** START OF Provided passage **

Searching for Saves: Can Daniel Hudson Claim The Closers Role In Pittsburgh?

by Eric Stashin (aka The Rotoprofessor)

The Pirates took a step in replacing Mark Melancon, the ace closer they traded at the Trade Deadline, with the addition of Daniel Hudson yesterday. The question now is if he’s going to step into the closer’s role? Maybe not initially, after Tony Watson fared well in the role in ’16, but it’s certainly not impossible at some point. Let’s take a look at both relievers and their potential upside:

 

Daniel Hudson
His 5.22 ERA would make you think that he isn’t a strong option, and he obviously struggled (a 27.1% line drive rate tells us that), but there clearly is upside. As it is he showed enough strikeouts (8.65 K/8) and solid control (3.28 BB/9) for the second straight season.  That said, his strikeouts improved dramatically as the season progressed:

  • First Half – 6.82
  • Second Half – 10.87

With a 12.0% SwStr% (after a 13.0% mark in 2015) and a fastball that averaged 95.7 mph, there’s obviously reason to believe in the increased numbers. He also generated a lot of popups (19.0%), so while we’d love to see a few more groundballs (40.9%) the makeup is strong.

** END OF Provided passage **

The exercise:
Answer these from the article on Daniel Hudson, one line each:
(a) Which closer did the Pirates trade at the Trade Deadline?
(b) What was Hudson's strikeout figure in the second half?
(c) What was the average speed of his fastball?

** START OF Data section **

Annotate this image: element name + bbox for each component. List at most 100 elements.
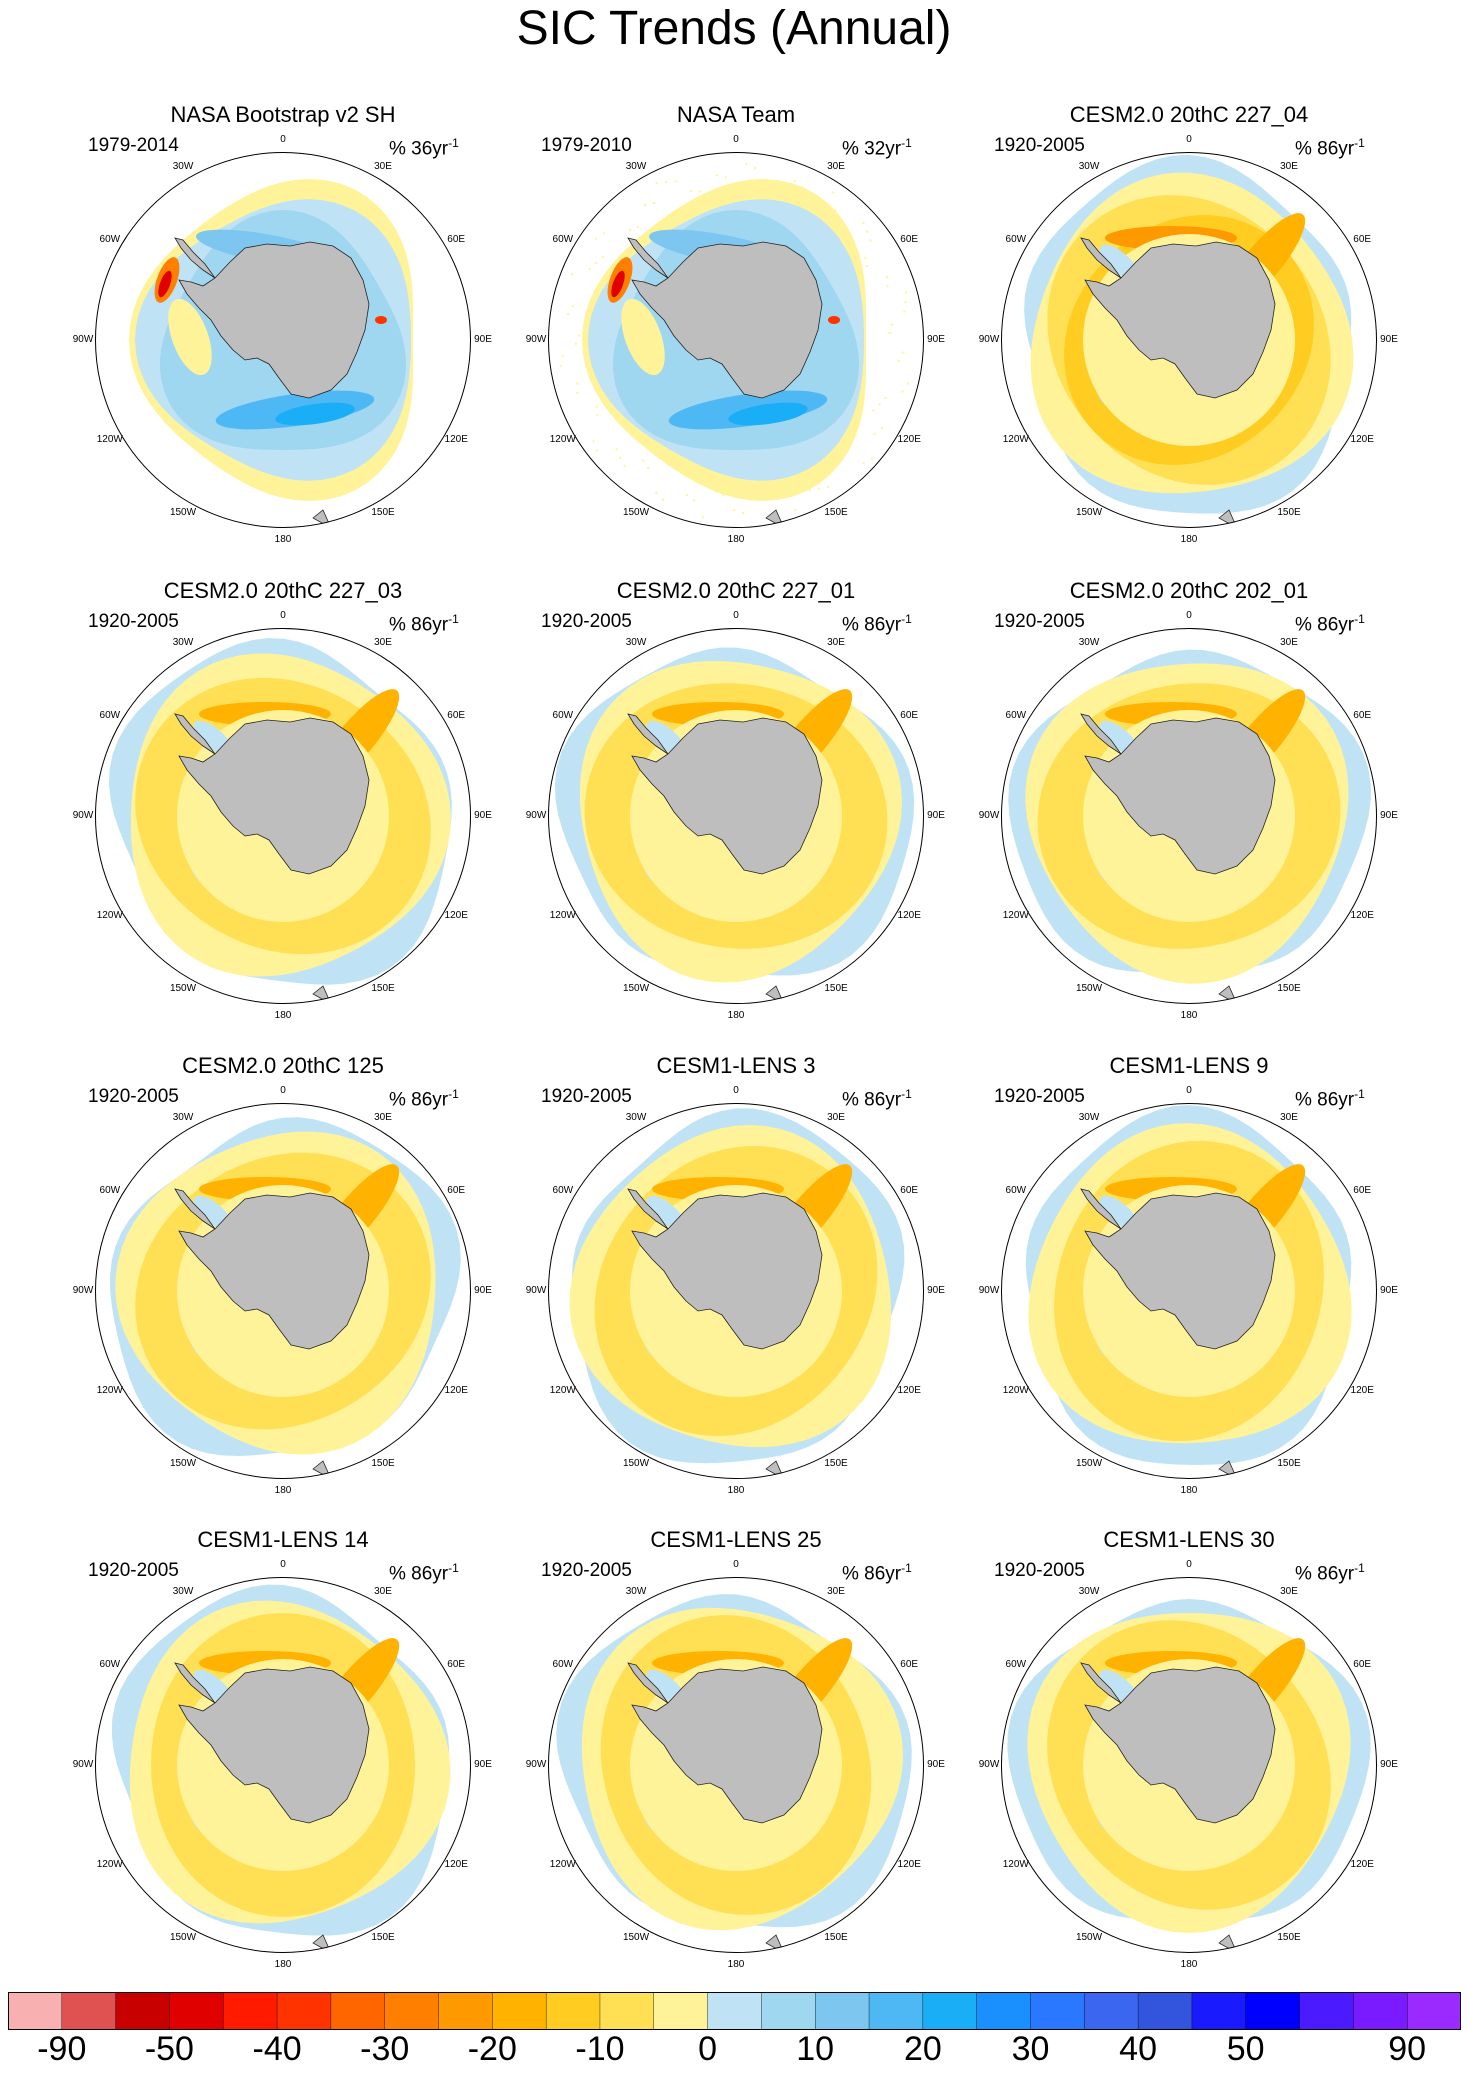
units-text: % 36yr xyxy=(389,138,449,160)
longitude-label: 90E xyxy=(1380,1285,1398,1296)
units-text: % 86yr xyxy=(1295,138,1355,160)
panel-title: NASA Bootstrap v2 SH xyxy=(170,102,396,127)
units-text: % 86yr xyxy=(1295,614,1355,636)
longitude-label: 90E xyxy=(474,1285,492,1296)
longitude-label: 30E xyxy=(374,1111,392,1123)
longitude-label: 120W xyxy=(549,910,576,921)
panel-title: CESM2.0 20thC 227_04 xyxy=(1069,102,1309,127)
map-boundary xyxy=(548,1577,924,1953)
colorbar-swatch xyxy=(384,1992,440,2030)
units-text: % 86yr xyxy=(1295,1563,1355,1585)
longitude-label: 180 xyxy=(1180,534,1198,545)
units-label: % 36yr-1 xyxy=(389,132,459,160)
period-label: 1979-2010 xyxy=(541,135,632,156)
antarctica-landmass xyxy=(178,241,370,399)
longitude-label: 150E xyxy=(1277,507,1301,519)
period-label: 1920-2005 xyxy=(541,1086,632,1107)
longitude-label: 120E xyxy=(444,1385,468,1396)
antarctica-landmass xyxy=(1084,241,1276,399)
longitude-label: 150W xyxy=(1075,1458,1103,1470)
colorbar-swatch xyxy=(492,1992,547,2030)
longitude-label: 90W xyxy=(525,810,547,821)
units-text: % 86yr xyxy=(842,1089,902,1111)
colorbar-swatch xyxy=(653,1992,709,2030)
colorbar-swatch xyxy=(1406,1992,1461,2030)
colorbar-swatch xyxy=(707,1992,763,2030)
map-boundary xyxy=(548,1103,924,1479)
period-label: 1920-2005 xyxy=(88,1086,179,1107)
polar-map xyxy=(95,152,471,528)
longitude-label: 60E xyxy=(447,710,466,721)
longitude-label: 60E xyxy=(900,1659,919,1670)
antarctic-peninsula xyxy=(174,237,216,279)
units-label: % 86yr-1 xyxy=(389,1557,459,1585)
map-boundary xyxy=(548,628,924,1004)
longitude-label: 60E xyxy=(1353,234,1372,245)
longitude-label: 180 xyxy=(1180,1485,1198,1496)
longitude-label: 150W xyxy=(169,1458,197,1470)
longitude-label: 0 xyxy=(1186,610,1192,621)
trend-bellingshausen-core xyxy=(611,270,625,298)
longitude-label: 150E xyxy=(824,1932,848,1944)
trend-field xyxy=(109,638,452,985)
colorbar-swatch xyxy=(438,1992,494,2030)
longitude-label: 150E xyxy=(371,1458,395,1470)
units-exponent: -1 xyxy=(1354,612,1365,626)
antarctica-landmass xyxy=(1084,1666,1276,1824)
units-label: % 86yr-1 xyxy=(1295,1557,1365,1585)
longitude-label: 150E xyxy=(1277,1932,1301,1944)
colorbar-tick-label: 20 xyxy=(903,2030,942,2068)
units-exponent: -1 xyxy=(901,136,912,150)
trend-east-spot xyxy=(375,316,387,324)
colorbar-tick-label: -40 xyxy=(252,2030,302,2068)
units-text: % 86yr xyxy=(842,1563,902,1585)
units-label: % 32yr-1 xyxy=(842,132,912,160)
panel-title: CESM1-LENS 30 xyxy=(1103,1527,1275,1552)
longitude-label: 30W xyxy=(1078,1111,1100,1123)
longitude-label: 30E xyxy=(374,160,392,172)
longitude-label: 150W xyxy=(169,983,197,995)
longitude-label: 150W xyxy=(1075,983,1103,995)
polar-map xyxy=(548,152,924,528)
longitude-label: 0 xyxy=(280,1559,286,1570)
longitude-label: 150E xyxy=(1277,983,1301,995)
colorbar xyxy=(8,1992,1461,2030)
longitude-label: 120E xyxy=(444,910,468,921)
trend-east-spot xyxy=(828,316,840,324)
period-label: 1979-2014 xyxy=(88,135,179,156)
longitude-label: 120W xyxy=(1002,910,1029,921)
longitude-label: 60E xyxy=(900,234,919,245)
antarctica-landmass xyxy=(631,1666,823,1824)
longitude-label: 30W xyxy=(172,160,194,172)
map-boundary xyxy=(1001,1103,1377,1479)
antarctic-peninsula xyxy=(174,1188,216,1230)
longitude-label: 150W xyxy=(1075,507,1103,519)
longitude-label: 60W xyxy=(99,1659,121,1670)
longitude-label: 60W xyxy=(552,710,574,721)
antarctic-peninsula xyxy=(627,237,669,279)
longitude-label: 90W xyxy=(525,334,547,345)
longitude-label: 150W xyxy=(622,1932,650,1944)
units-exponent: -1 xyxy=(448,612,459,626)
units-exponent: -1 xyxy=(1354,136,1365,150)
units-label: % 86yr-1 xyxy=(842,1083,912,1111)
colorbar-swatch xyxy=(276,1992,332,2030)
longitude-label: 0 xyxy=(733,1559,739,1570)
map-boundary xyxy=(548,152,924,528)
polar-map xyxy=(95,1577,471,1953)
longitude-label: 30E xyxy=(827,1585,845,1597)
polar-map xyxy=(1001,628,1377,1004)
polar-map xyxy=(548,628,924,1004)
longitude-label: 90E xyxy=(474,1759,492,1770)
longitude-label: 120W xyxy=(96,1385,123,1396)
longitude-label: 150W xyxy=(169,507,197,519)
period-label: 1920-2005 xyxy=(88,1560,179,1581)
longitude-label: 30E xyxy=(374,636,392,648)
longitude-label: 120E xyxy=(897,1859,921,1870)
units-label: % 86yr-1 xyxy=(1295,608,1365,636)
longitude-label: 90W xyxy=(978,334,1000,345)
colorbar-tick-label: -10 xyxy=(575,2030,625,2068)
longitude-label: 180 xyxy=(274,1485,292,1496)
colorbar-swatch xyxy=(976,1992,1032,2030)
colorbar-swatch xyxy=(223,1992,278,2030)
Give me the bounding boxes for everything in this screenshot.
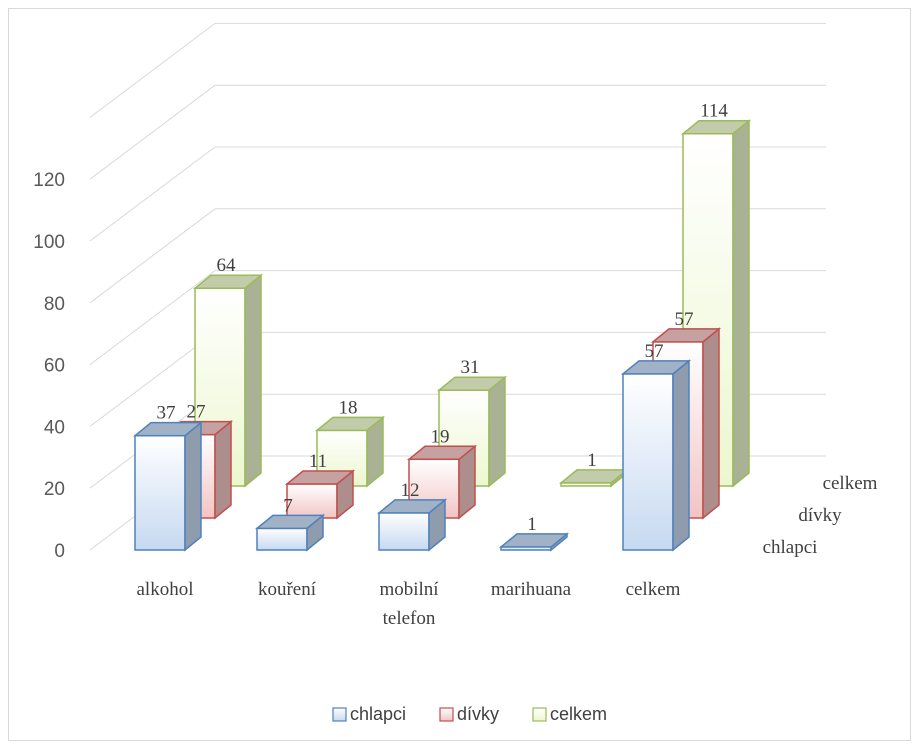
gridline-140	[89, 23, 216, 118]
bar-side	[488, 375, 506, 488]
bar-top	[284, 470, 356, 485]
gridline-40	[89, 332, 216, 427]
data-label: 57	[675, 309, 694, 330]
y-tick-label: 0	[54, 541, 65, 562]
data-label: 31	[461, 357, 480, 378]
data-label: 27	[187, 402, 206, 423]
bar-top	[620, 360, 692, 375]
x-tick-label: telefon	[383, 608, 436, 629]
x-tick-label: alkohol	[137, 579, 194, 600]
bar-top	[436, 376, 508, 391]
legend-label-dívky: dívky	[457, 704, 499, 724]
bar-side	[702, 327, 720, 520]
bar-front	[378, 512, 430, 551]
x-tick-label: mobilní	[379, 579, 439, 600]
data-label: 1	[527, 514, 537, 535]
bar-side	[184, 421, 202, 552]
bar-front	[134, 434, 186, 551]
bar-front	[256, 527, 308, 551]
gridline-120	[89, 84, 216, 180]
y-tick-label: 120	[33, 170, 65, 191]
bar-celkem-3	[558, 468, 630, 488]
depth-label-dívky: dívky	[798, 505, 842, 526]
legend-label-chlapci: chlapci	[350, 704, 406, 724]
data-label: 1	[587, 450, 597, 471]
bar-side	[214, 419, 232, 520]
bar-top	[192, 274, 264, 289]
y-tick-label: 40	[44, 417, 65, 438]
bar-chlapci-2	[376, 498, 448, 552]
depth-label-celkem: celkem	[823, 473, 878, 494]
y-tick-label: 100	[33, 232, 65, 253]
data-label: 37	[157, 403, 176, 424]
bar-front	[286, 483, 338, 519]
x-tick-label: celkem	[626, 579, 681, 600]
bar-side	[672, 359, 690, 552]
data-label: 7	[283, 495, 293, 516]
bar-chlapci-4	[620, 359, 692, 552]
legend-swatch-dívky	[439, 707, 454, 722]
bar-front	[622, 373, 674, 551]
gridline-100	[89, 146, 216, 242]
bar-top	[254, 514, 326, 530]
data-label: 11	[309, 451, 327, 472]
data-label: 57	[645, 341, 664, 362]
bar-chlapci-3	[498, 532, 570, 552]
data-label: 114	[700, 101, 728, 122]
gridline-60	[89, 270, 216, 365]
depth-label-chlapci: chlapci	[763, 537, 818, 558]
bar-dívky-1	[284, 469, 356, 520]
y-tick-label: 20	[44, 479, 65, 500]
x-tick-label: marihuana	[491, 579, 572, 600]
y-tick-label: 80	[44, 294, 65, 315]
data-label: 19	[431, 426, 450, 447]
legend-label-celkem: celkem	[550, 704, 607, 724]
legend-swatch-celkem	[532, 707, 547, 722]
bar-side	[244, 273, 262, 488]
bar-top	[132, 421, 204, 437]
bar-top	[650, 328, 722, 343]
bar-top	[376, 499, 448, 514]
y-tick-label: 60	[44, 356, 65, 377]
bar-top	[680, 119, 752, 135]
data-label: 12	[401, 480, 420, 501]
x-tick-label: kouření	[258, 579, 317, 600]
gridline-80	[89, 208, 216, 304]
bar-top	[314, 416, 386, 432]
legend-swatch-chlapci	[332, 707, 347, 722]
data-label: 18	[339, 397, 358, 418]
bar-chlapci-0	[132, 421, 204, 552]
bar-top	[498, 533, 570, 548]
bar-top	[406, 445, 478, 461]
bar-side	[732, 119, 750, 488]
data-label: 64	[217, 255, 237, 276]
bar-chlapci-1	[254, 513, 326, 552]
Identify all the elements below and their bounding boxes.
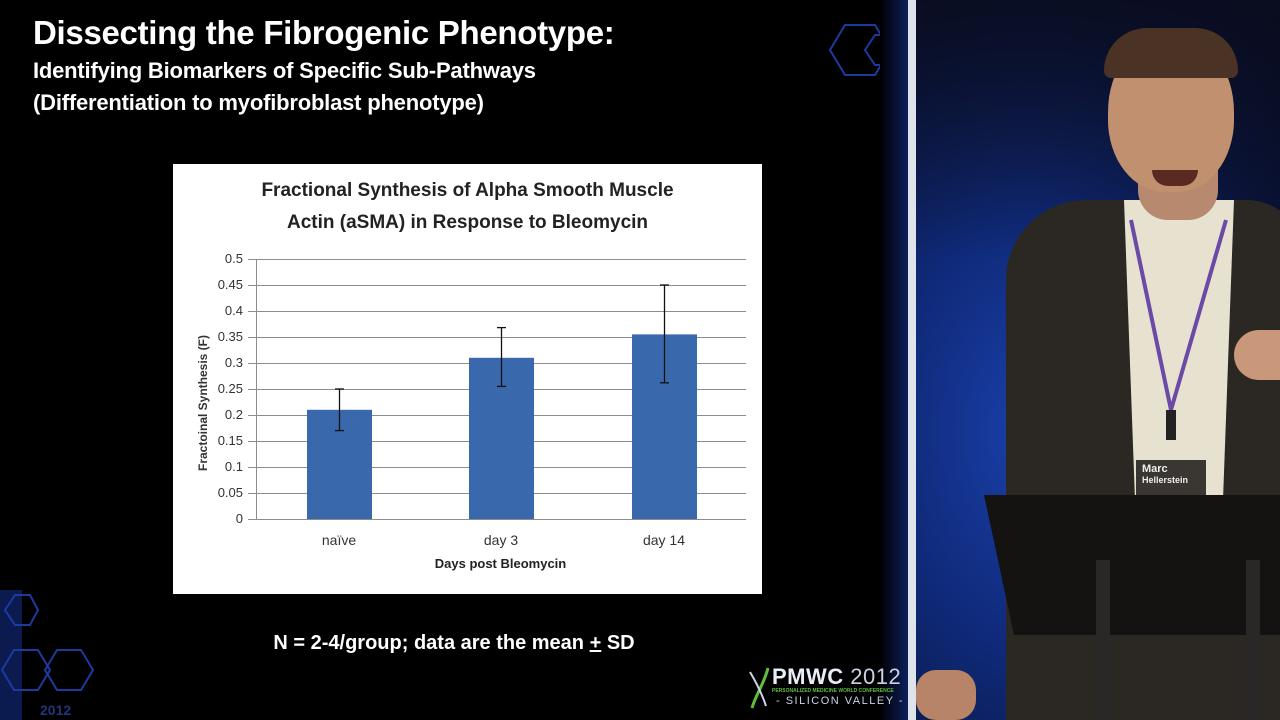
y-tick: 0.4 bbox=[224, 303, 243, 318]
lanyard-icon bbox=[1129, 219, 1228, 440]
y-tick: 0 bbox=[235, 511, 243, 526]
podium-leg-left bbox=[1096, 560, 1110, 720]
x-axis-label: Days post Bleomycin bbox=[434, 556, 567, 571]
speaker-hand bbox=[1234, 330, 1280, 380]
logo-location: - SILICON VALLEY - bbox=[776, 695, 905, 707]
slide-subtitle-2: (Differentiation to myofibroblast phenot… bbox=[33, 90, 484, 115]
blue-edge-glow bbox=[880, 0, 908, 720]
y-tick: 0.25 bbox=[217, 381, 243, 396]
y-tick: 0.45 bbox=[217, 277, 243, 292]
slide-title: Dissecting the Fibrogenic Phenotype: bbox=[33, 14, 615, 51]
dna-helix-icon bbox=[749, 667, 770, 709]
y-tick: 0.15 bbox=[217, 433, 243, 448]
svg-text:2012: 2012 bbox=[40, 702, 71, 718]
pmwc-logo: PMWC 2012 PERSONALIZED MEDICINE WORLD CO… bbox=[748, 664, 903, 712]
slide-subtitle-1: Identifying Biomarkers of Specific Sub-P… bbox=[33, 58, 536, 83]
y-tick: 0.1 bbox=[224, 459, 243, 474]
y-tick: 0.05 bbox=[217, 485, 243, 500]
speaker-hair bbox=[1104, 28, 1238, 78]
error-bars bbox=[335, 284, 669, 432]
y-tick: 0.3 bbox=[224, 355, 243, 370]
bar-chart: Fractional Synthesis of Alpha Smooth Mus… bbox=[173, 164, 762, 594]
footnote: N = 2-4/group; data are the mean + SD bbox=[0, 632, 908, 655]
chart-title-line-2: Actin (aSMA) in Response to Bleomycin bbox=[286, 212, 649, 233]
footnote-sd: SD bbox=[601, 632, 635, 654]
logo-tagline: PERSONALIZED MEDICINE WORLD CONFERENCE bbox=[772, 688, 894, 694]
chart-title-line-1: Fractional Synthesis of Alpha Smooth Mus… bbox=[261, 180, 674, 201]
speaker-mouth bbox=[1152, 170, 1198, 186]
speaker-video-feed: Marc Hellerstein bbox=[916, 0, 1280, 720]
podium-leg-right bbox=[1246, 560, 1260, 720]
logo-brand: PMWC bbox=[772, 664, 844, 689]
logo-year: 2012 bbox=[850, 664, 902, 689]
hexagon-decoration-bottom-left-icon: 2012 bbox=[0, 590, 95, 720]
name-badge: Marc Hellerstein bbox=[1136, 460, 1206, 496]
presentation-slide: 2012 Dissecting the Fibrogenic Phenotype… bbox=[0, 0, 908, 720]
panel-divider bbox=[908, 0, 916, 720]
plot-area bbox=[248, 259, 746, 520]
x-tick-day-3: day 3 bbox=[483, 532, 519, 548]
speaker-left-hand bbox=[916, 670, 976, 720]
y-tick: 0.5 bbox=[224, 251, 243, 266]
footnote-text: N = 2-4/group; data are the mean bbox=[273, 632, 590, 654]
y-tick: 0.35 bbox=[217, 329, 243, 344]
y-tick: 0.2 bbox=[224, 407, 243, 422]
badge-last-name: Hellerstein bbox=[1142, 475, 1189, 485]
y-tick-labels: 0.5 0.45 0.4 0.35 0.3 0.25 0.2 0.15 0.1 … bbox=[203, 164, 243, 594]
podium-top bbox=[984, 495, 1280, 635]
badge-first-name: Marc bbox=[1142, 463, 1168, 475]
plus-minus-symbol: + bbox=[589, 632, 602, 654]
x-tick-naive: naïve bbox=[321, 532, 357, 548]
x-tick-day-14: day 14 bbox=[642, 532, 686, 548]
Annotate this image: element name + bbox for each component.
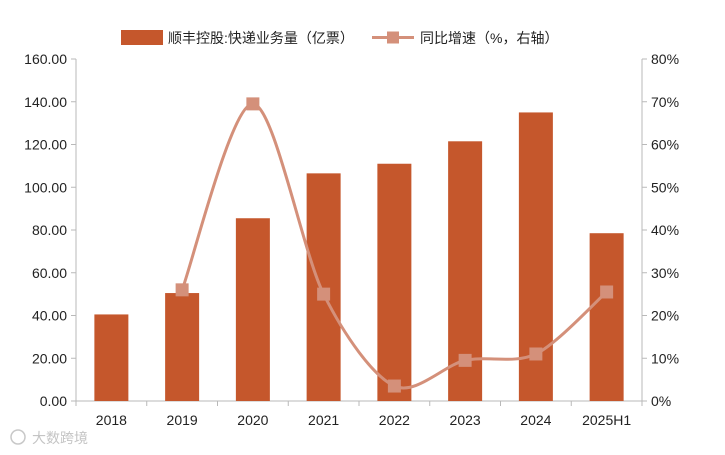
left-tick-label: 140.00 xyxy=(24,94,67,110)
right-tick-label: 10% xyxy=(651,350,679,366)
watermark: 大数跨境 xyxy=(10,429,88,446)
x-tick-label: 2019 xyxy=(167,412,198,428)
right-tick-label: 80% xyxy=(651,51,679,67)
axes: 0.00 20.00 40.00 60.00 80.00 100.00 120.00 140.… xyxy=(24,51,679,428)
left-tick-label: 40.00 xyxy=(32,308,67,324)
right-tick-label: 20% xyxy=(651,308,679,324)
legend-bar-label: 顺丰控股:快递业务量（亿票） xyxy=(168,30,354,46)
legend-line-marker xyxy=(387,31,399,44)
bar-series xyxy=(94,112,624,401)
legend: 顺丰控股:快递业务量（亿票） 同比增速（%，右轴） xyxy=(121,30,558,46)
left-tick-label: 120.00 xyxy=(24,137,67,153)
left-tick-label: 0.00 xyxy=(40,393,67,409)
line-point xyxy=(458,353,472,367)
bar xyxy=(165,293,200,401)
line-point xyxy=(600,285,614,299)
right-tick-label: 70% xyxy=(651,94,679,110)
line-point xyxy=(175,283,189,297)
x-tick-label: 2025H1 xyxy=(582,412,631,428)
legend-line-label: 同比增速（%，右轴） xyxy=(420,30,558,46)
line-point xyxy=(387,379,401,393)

** END OF Data section **

Solution to the exercise:
(a) Mark Melancon
(b) 10.87
(c) 95.7 mph